=== Selected extract ===
__________________________________________________

Cyclin A2 induces cytokinesis in human adult cardiomyocytes and drives reprogramming in mice.
Esmaa Bouhamida, Sangeetha Vadakke-Madathil, Prabhu Mathiyalagan, Amaresh K Ranjan, Amir Khan, Cherrie D Sherman, Paul E Miller, Andre Ghetti, Najah Abi-Gerges, Hina W Chaudhry
Abstract
Open AccessCyclin A2 (CCNA2), a master cell cycle regulator silenced in postnatal cardiomyocytes, promotes cardiac repair in animal models. However, its effect on cytokinesis in adult human cardiomyocytes was previously unknown. We engineered a replication-deficient adenoviral vector encoding human CCNA2 under the cardiac Troponin T promoter and delivered it to freshly isolated cardiomyocytes from adult human hearts. Time-lapse live imaging revealed the induction of complete cytokinesis with preservation of sarcomeres and calcium mobilization in redifferentiated daughter cardiomyocytes. Single-nucleus transcriptomic profiling of CCNA2-transgenic and non-transgenic mouse hearts uncovered a cardiomyocyte subpopulation characterized by enrichment of cytokinesis, proliferation, and reprogramming gene signatures. Ultra-deep bulk RNA sequencing of adult and fetal human hearts further highlighted reprogramming pathways relevant to CCNA2-induced effects. Together, these findings demonstrate that CCNA2 can reinitiate cytokinesis in adult human cardiomyocytes, illuminating conserved molecular programs that support its promise as a regenerative gene therapy for the heart.

__________________________________________________

Stored data entries
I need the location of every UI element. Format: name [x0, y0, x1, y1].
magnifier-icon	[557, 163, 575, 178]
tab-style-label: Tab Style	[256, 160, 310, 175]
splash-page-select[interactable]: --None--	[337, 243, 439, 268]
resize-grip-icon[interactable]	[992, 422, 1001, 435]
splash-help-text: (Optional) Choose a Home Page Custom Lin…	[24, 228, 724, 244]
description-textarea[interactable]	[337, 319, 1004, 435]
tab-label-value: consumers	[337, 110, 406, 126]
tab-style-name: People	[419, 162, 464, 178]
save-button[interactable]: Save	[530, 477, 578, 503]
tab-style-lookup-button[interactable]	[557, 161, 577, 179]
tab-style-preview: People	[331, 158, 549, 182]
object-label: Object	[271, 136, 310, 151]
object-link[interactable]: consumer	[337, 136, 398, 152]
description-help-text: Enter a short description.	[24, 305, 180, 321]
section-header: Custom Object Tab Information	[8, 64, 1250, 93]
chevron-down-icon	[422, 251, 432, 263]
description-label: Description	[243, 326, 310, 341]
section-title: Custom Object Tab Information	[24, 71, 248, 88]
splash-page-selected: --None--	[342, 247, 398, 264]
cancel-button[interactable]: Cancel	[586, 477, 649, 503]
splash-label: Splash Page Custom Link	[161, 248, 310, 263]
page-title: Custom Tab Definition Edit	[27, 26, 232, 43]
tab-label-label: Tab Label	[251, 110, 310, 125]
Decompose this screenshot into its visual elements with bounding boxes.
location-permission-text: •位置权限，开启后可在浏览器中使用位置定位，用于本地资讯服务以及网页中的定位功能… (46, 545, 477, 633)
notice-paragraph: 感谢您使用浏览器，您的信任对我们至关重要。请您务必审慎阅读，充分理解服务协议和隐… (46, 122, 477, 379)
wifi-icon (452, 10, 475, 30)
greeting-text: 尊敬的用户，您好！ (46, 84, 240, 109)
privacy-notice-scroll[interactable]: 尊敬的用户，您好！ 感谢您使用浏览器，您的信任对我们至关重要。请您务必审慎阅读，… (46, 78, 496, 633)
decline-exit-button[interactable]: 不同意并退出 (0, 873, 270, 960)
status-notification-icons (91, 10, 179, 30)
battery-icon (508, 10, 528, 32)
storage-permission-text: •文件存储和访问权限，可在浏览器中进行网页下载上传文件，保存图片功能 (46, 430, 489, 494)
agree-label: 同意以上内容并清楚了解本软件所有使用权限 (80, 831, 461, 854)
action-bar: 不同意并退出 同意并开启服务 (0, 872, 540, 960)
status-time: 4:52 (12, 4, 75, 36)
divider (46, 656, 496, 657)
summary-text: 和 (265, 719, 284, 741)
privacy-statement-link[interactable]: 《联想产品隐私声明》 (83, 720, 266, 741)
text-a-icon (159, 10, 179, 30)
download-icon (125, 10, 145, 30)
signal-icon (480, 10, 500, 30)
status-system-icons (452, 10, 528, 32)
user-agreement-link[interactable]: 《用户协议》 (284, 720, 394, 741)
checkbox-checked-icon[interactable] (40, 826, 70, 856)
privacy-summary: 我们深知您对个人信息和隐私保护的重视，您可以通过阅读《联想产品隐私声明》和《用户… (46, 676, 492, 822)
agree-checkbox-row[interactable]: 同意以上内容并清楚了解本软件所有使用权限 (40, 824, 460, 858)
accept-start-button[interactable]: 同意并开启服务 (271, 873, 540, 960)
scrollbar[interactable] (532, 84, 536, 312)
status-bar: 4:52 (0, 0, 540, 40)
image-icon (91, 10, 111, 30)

__________________________________________________

=== Problem details ===
According to the abstract above, which promoter controls the human CCNA2 gene in the engineered adenoviral vector?

=== Completed exercise ===
The cardiac Troponin T promoter.